Data records:

::::::

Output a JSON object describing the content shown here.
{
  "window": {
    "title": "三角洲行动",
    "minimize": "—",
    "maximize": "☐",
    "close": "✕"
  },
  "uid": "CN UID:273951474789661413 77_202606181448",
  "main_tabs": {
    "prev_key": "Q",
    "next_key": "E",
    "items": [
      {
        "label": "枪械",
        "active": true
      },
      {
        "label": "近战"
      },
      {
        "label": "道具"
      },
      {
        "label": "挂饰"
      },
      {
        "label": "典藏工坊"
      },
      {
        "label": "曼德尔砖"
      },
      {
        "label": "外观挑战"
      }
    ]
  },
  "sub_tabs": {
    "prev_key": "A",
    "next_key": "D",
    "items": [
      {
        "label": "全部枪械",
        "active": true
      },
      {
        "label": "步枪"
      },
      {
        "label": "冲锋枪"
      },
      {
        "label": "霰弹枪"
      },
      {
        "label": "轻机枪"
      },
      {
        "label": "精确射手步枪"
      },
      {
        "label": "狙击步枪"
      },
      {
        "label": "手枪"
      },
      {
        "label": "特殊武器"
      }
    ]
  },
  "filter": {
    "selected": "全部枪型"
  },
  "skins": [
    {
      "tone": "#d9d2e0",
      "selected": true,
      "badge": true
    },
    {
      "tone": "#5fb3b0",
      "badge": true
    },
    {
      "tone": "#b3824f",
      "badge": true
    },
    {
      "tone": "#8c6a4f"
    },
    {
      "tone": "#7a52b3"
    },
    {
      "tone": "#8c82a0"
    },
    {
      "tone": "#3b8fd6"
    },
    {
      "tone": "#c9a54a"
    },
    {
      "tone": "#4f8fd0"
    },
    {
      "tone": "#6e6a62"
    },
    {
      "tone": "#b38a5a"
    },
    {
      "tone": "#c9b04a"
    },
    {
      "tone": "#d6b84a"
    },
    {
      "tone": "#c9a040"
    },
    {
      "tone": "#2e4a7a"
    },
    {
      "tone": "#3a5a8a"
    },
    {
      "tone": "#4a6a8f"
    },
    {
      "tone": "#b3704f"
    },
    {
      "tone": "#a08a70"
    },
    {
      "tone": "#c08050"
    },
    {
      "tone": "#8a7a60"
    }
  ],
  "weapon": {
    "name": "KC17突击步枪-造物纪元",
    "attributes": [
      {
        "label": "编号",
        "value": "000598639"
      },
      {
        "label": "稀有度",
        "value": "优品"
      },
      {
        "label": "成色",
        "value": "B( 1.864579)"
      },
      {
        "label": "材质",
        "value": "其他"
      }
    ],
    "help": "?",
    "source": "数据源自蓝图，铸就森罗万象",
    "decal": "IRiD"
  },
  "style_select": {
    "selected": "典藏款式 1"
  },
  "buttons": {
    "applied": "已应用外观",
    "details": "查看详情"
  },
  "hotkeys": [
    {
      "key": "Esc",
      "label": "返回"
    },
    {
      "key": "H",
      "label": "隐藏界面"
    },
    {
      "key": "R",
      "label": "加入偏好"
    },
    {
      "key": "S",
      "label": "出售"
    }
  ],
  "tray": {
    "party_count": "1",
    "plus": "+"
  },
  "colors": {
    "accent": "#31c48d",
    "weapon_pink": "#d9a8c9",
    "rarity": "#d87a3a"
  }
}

::::::

**Your instructions**:
Make an exact copy of the material above.

**Full output**:
Output a JSON object describing the content shown here.
{
  "window": {
    "title": "三角洲行动",
    "minimize": "—",
    "maximize": "☐",
    "close": "✕"
  },
  "uid": "CN UID:273951474789661413 77_202606181448",
  "main_tabs": {
    "prev_key": "Q",
    "next_key": "E",
    "items": [
      {
        "label": "枪械",
        "active": true
      },
      {
        "label": "近战"
      },
      {
        "label": "道具"
      },
      {
        "label": "挂饰"
      },
      {
        "label": "典藏工坊"
      },
      {
        "label": "曼德尔砖"
      },
      {
        "label": "外观挑战"
      }
    ]
  },
  "sub_tabs": {
    "prev_key": "A",
    "next_key": "D",
    "items": [
      {
        "label": "全部枪械",
        "active": true
      },
      {
        "label": "步枪"
      },
      {
        "label": "冲锋枪"
      },
      {
        "label": "霰弹枪"
      },
      {
        "label": "轻机枪"
      },
      {
        "label": "精确射手步枪"
      },
      {
        "label": "狙击步枪"
      },
      {
        "label": "手枪"
      },
      {
        "label": "特殊武器"
      }
    ]
  },
  "filter": {
    "selected": "全部枪型"
  },
  "skins": [
    {
      "tone": "#d9d2e0",
      "selected": true,
      "badge": true
    },
    {
      "tone": "#5fb3b0",
      "badge": true
    },
    {
      "tone": "#b3824f",
      "badge": true
    },
    {
      "tone": "#8c6a4f"
    },
    {
      "tone": "#7a52b3"
    },
    {
      "tone": "#8c82a0"
    },
    {
      "tone": "#3b8fd6"
    },
    {
      "tone": "#c9a54a"
    },
    {
      "tone": "#4f8fd0"
    },
    {
      "tone": "#6e6a62"
    },
    {
      "tone": "#b38a5a"
    },
    {
      "tone": "#c9b04a"
    },
    {
      "tone": "#d6b84a"
    },
    {
      "tone": "#c9a040"
    },
    {
      "tone": "#2e4a7a"
    },
    {
      "tone": "#3a5a8a"
    },
    {
      "tone": "#4a6a8f"
    },
    {
      "tone": "#b3704f"
    },
    {
      "tone": "#a08a70"
    },
    {
      "tone": "#c08050"
    },
    {
      "tone": "#8a7a60"
    }
  ],
  "weapon": {
    "name": "KC17突击步枪-造物纪元",
    "attributes": [
      {
        "label": "编号",
        "value": "000598639"
      },
      {
        "label": "稀有度",
        "value": "优品"
      },
      {
        "label": "成色",
        "value": "B( 1.864579)"
      },
      {
        "label": "材质",
        "value": "其他"
      }
    ],
    "help": "?",
    "source": "数据源自蓝图，铸就森罗万象",
    "decal": "IRiD"
  },
  "style_select": {
    "selected": "典藏款式 1"
  },
  "buttons": {
    "applied": "已应用外观",
    "details": "查看详情"
  },
  "hotkeys": [
    {
      "key": "Esc",
      "label": "返回"
    },
    {
      "key": "H",
      "label": "隐藏界面"
    },
    {
      "key": "R",
      "label": "加入偏好"
    },
    {
      "key": "S",
      "label": "出售"
    }
  ],
  "tray": {
    "party_count": "1",
    "plus": "+"
  },
  "colors": {
    "accent": "#31c48d",
    "weapon_pink": "#d9a8c9",
    "rarity": "#d87a3a"
  }
}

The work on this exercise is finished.